## What you will do
Reproduce this listing in full.

## Supplied material

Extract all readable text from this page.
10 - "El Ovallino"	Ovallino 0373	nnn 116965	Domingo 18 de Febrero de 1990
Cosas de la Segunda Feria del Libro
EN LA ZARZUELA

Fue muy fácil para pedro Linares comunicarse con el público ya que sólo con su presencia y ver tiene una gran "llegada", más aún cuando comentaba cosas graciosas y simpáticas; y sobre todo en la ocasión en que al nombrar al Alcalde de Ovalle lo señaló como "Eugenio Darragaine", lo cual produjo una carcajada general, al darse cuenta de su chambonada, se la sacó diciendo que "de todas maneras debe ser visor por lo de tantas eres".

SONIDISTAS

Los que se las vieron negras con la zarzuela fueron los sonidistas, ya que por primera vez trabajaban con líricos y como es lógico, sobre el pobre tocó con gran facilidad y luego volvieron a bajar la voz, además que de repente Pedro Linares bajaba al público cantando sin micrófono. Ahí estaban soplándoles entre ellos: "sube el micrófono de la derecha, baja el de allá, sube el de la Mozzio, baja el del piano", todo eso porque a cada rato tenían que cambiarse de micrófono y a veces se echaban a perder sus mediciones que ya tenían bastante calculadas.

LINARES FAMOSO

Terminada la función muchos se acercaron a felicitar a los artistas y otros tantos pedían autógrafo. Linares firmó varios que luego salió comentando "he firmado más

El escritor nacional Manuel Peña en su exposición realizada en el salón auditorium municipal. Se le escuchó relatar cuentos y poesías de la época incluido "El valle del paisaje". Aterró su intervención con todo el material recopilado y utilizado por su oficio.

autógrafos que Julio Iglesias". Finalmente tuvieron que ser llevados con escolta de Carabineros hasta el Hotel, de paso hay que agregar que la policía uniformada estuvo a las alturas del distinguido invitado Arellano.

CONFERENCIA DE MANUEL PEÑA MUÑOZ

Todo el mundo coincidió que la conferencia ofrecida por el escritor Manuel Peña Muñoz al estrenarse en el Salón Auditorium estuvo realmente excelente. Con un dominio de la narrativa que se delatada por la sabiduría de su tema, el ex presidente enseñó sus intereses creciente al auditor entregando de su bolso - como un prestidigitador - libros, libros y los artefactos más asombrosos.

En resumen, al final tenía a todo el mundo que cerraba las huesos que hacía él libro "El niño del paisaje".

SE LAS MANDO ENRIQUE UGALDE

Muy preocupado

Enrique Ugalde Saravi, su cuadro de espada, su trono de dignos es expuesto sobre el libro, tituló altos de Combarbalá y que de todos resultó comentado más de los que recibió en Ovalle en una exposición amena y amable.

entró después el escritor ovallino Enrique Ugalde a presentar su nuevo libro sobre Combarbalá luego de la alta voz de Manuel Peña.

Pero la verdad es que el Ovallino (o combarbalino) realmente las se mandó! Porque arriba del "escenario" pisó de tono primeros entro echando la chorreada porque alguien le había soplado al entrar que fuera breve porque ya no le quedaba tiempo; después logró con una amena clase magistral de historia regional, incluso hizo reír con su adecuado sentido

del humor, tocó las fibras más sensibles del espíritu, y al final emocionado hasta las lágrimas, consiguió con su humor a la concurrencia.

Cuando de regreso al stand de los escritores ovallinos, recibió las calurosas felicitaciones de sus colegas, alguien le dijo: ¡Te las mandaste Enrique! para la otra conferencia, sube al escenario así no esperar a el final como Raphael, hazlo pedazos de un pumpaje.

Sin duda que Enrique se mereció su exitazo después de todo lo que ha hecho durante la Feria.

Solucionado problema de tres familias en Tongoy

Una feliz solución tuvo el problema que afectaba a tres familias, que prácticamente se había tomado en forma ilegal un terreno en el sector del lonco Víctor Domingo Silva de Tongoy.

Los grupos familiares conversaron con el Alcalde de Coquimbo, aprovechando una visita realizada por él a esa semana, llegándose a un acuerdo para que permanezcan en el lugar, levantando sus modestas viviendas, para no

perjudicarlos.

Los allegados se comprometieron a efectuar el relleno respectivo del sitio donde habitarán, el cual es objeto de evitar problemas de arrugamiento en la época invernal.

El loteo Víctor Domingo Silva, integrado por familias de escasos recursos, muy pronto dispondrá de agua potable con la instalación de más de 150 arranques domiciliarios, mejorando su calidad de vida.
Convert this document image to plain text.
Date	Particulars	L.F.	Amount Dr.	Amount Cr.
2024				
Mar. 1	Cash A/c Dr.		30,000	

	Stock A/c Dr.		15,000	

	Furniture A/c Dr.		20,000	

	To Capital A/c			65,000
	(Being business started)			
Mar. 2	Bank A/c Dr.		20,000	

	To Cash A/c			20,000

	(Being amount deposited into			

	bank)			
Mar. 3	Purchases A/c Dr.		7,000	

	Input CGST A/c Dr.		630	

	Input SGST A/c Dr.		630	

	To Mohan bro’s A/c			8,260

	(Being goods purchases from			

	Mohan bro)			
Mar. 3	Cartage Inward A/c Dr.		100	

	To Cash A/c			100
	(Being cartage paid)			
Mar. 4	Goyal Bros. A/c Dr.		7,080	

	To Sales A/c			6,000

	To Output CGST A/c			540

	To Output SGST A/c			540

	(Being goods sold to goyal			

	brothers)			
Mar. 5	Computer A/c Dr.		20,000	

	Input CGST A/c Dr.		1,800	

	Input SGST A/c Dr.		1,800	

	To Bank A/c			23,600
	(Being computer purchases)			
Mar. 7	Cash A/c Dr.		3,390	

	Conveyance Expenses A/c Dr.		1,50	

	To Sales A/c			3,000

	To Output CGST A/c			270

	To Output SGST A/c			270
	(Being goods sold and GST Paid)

## Complete output
Extract all readable text from this page.
10 - "El Ovallino"	Ovallino 0373	nnn 116965	Domingo 18 de Febrero de 1990
Cosas de la Segunda Feria del Libro
EN LA ZARZUELA

Fue muy fácil para pedro Linares comunicarse con el público ya que sólo con su presencia y ver tiene una gran "llegada", más aún cuando comentaba cosas graciosas y simpáticas; y sobre todo en la ocasión en que al nombrar al Alcalde de Ovalle lo señaló como "Eugenio Darragaine", lo cual produjo una carcajada general, al darse cuenta de su chambonada, se la sacó diciendo que "de todas maneras debe ser visor por lo de tantas eres".

SONIDISTAS

Los que se las vieron negras con la zarzuela fueron los sonidistas, ya que por primera vez trabajaban con líricos y como es lógico, sobre el pobre tocó con gran facilidad y luego volvieron a bajar la voz, además que de repente Pedro Linares bajaba al público cantando sin micrófono. Ahí estaban soplándoles entre ellos: "sube el micrófono de la derecha, baja el de allá, sube el de la Mozzio, baja el del piano", todo eso porque a cada rato tenían que cambiarse de micrófono y a veces se echaban a perder sus mediciones que ya tenían bastante calculadas.

LINARES FAMOSO

Terminada la función muchos se acercaron a felicitar a los artistas y otros tantos pedían autógrafo. Linares firmó varios que luego salió comentando "he firmado más

El escritor nacional Manuel Peña en su exposición realizada en el salón auditorium municipal. Se le escuchó relatar cuentos y poesías de la época incluido "El valle del paisaje". Aterró su intervención con todo el material recopilado y utilizado por su oficio.

autógrafos que Julio Iglesias". Finalmente tuvieron que ser llevados con escolta de Carabineros hasta el Hotel, de paso hay que agregar que la policía uniformada estuvo a las alturas del distinguido invitado Arellano.

CONFERENCIA DE MANUEL PEÑA MUÑOZ

Todo el mundo coincidió que la conferencia ofrecida por el escritor Manuel Peña Muñoz al estrenarse en el Salón Auditorium estuvo realmente excelente. Con un dominio de la narrativa que se delatada por la sabiduría de su tema, el ex presidente enseñó sus intereses creciente al auditor entregando de su bolso - como un prestidigitador - libros, libros y los artefactos más asombrosos.

En resumen, al final tenía a todo el mundo que cerraba las huesos que hacía él libro "El niño del paisaje".

SE LAS MANDO ENRIQUE UGALDE

Muy preocupado

Enrique Ugalde Saravi, su cuadro de espada, su trono de dignos es expuesto sobre el libro, tituló altos de Combarbalá y que de todos resultó comentado más de los que recibió en Ovalle en una exposición amena y amable.

entró después el escritor ovallino Enrique Ugalde a presentar su nuevo libro sobre Combarbalá luego de la alta voz de Manuel Peña.

Pero la verdad es que el Ovallino (o combarbalino) realmente las se mandó! Porque arriba del "escenario" pisó de tono primeros entro echando la chorreada porque alguien le había soplado al entrar que fuera breve porque ya no le quedaba tiempo; después logró con una amena clase magistral de historia regional, incluso hizo reír con su adecuado sentido

del humor, tocó las fibras más sensibles del espíritu, y al final emocionado hasta las lágrimas, consiguió con su humor a la concurrencia.

Cuando de regreso al stand de los escritores ovallinos, recibió las calurosas felicitaciones de sus colegas, alguien le dijo: ¡Te las mandaste Enrique! para la otra conferencia, sube al escenario así no esperar a el final como Raphael, hazlo pedazos de un pumpaje.

Sin duda que Enrique se mereció su exitazo después de todo lo que ha hecho durante la Feria.

Solucionado problema de tres familias en Tongoy

Una feliz solución tuvo el problema que afectaba a tres familias, que prácticamente se había tomado en forma ilegal un terreno en el sector del lonco Víctor Domingo Silva de Tongoy.

Los grupos familiares conversaron con el Alcalde de Coquimbo, aprovechando una visita realizada por él a esa semana, llegándose a un acuerdo para que permanezcan en el lugar, levantando sus modestas viviendas, para no

perjudicarlos.

Los allegados se comprometieron a efectuar el relleno respectivo del sitio donde habitarán, el cual es objeto de evitar problemas de arrugamiento en la época invernal.

El loteo Víctor Domingo Silva, integrado por familias de escasos recursos, muy pronto dispondrá de agua potable con la instalación de más de 150 arranques domiciliarios, mejorando su calidad de vida.
Convert this document image to plain text.
Date	Particulars	L.F.	Amount Dr.	Amount Cr.
2024				
Mar. 1	Cash A/c Dr.		30,000	

	Stock A/c Dr.		15,000	

	Furniture A/c Dr.		20,000	

	To Capital A/c			65,000
	(Being business started)			
Mar. 2	Bank A/c Dr.		20,000	

	To Cash A/c			20,000

	(Being amount deposited into			

	bank)			
Mar. 3	Purchases A/c Dr.		7,000	

	Input CGST A/c Dr.		630	

	Input SGST A/c Dr.		630	

	To Mohan bro’s A/c			8,260

	(Being goods purchases from			

	Mohan bro)			
Mar. 3	Cartage Inward A/c Dr.		100	

	To Cash A/c			100
	(Being cartage paid)			
Mar. 4	Goyal Bros. A/c Dr.		7,080	

	To Sales A/c			6,000

	To Output CGST A/c			540

	To Output SGST A/c			540

	(Being goods sold to goyal			

	brothers)			
Mar. 5	Computer A/c Dr.		20,000	

	Input CGST A/c Dr.		1,800	

	Input SGST A/c Dr.		1,800	

	To Bank A/c			23,600
	(Being computer purchases)			
Mar. 7	Cash A/c Dr.		3,390	

	Conveyance Expenses A/c Dr.		1,50	

	To Sales A/c			3,000

	To Output CGST A/c			270

	To Output SGST A/c			270
	(Being goods sold and GST Paid)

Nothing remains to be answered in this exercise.